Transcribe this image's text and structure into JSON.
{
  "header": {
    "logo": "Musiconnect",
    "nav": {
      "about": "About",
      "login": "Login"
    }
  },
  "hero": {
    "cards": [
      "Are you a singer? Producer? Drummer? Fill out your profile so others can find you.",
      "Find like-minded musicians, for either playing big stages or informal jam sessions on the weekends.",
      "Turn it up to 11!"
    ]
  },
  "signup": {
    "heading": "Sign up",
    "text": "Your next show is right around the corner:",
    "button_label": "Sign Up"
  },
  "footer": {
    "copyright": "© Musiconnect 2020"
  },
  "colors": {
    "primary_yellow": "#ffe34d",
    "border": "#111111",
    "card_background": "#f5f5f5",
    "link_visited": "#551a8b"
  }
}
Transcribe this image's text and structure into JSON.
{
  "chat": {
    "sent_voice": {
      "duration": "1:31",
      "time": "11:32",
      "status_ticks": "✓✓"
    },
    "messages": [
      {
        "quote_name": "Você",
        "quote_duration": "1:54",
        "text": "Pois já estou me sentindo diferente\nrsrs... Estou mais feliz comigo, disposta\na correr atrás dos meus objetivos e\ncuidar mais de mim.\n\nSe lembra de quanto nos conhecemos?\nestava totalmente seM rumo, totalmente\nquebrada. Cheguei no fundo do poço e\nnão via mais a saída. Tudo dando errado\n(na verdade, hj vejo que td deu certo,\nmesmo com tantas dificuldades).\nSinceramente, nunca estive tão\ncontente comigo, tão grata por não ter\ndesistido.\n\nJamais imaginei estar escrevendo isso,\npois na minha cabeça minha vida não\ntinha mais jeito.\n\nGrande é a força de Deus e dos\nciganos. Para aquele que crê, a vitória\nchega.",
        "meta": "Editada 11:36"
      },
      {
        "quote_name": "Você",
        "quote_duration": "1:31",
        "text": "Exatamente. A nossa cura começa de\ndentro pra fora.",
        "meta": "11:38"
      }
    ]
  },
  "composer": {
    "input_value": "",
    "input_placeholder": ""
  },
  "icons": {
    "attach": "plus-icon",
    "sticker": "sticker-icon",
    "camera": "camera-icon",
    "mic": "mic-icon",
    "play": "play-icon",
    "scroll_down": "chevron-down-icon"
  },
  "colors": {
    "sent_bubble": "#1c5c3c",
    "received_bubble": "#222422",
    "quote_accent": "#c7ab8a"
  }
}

• _GIVEN PROBLEM_:
Write out all the entries exactly.

• _WRITTEN ANSWER_:
Transcribe this image's text and structure into JSON.
{
  "header": {
    "logo": "Musiconnect",
    "nav": {
      "about": "About",
      "login": "Login"
    }
  },
  "hero": {
    "cards": [
      "Are you a singer? Producer? Drummer? Fill out your profile so others can find you.",
      "Find like-minded musicians, for either playing big stages or informal jam sessions on the weekends.",
      "Turn it up to 11!"
    ]
  },
  "signup": {
    "heading": "Sign up",
    "text": "Your next show is right around the corner:",
    "button_label": "Sign Up"
  },
  "footer": {
    "copyright": "© Musiconnect 2020"
  },
  "colors": {
    "primary_yellow": "#ffe34d",
    "border": "#111111",
    "card_background": "#f5f5f5",
    "link_visited": "#551a8b"
  }
}
Transcribe this image's text and structure into JSON.
{
  "chat": {
    "sent_voice": {
      "duration": "1:31",
      "time": "11:32",
      "status_ticks": "✓✓"
    },
    "messages": [
      {
        "quote_name": "Você",
        "quote_duration": "1:54",
        "text": "Pois já estou me sentindo diferente\nrsrs... Estou mais feliz comigo, disposta\na correr atrás dos meus objetivos e\ncuidar mais de mim.\n\nSe lembra de quanto nos conhecemos?\nestava totalmente seM rumo, totalmente\nquebrada. Cheguei no fundo do poço e\nnão via mais a saída. Tudo dando errado\n(na verdade, hj vejo que td deu certo,\nmesmo com tantas dificuldades).\nSinceramente, nunca estive tão\ncontente comigo, tão grata por não ter\ndesistido.\n\nJamais imaginei estar escrevendo isso,\npois na minha cabeça minha vida não\ntinha mais jeito.\n\nGrande é a força de Deus e dos\nciganos. Para aquele que crê, a vitória\nchega.",
        "meta": "Editada 11:36"
      },
      {
        "quote_name": "Você",
        "quote_duration": "1:31",
        "text": "Exatamente. A nossa cura começa de\ndentro pra fora.",
        "meta": "11:38"
      }
    ]
  },
  "composer": {
    "input_value": "",
    "input_placeholder": ""
  },
  "icons": {
    "attach": "plus-icon",
    "sticker": "sticker-icon",
    "camera": "camera-icon",
    "mic": "mic-icon",
    "play": "play-icon",
    "scroll_down": "chevron-down-icon"
  },
  "colors": {
    "sent_bubble": "#1c5c3c",
    "received_bubble": "#222422",
    "quote_accent": "#c7ab8a"
  }
}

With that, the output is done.